### Task item
Please read the diary entry about two days in Warsaw: what did Marek say should be had with dessert?

### Page text
*****
June 18-19 – A long Day

Some days seem to blend together. Some days I can’t seem to separate from the day before or after.  These two days, seemed to be like one very long inseparable time.  Perhaps it’s best if I start with the food. Meals I can separate. Two very memorable courses from two distinct restaurants – Literatka Restaurant in Stare Miasto was the site of several pleasant dinners and lunches this trip. Particularly worth noting was the asparagus appetizer.  Dinner on the 19 was at the ever-memorable Red Pig.  Great ambiance and a good touch to the end of these two days. Marek said that with dessert I needed to have a glass of a cherry liquor.  It’s really a vodka-cherry-rum liquor, and went perfectly with the chocolate shell filled with berries and something wonderful whose name and ingredients I don’t know!

Warsaw, like so much of Eastern Europe evokes a very strong emotional response from me.  There’s a tension between the old and the new, between what I know of the history and the contrast between that and what I think I’m seeing. Then, there’s the tension between the medieval history and the relatively modern history. My head feels like it’s spinning. It’s difficult to grasp how all of these realities can possibly exist in one physical space. By the way, to answer those of you who have asked if I have personally seen any anti-Semitic acts or heard any slurs – I have not. I feel guarded because I know that there is probably something just beneath the surface, but perhaps because I am with safe people, I find myself relaxing that guard.
*****
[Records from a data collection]
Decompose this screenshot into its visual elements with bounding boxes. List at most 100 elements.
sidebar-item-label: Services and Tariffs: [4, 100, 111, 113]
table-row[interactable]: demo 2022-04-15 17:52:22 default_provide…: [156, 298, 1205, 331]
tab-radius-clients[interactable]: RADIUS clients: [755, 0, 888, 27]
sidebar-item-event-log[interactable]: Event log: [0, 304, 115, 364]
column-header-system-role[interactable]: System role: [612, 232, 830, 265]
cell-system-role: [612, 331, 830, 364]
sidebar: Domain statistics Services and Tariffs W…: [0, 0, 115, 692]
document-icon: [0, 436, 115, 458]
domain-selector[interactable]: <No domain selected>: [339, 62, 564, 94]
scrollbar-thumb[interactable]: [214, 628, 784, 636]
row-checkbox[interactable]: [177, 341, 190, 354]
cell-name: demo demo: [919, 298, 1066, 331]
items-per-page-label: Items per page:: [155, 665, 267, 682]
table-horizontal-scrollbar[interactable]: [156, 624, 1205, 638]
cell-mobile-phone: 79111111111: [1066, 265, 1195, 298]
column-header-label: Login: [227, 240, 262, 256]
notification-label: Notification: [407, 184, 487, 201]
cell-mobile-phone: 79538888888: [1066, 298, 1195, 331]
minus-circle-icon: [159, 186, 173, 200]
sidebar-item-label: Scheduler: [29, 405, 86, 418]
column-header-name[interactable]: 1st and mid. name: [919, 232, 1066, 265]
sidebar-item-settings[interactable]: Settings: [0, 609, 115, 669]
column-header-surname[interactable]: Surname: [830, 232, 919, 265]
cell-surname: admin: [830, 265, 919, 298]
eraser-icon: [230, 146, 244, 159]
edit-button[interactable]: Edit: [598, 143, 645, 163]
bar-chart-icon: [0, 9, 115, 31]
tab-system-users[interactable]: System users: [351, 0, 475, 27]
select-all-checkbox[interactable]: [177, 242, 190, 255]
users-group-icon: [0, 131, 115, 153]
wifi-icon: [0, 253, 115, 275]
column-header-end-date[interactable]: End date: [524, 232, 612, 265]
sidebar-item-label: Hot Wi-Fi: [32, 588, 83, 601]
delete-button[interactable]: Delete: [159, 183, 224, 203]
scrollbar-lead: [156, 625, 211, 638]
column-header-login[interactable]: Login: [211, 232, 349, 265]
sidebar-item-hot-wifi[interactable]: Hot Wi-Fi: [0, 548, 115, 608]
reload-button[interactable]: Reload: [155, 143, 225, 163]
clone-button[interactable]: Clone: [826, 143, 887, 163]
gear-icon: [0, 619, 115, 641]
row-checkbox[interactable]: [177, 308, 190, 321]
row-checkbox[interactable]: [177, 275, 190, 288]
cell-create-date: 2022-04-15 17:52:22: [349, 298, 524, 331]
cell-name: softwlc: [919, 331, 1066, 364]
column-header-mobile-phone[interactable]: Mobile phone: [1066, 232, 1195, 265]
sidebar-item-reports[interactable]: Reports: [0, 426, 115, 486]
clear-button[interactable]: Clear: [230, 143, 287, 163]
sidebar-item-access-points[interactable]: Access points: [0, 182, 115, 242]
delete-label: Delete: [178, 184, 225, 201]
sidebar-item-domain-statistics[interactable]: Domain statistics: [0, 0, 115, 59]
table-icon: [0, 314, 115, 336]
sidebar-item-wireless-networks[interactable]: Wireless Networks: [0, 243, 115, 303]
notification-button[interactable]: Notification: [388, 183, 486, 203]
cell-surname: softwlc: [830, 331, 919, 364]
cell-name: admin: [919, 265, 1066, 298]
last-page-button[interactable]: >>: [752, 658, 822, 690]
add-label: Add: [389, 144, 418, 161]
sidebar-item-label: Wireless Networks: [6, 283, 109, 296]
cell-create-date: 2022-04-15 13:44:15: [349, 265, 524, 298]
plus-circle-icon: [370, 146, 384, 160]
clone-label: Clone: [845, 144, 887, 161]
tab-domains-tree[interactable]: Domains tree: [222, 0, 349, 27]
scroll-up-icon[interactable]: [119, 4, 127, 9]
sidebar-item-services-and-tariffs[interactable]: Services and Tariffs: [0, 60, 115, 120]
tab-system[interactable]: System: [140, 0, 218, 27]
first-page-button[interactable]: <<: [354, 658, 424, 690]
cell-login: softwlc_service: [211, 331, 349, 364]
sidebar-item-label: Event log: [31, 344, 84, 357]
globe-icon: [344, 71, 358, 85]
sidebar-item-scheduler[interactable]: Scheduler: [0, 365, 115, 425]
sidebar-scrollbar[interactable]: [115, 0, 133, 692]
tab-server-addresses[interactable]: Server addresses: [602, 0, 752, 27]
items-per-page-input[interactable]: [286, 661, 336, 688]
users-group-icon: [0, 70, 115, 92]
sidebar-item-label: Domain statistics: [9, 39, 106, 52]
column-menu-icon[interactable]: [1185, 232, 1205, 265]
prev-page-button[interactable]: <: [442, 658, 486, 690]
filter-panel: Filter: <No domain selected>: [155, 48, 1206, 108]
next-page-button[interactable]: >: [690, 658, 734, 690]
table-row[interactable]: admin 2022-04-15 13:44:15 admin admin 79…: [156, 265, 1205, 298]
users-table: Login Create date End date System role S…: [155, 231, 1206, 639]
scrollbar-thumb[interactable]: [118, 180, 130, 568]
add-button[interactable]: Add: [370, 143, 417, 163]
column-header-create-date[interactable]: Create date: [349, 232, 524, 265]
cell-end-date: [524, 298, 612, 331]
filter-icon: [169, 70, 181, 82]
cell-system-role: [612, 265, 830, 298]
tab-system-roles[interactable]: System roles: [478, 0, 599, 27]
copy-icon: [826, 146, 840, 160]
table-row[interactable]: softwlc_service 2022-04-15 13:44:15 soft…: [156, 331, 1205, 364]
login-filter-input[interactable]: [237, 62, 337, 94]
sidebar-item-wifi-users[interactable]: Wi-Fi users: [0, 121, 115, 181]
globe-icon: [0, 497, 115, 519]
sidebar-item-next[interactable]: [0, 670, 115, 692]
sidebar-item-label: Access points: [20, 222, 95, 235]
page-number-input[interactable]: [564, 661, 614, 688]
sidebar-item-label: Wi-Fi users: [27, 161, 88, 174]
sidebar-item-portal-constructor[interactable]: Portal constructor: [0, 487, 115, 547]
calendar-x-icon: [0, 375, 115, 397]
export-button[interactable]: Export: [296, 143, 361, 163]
*****
### Task answer
A glass of a cherry liquor.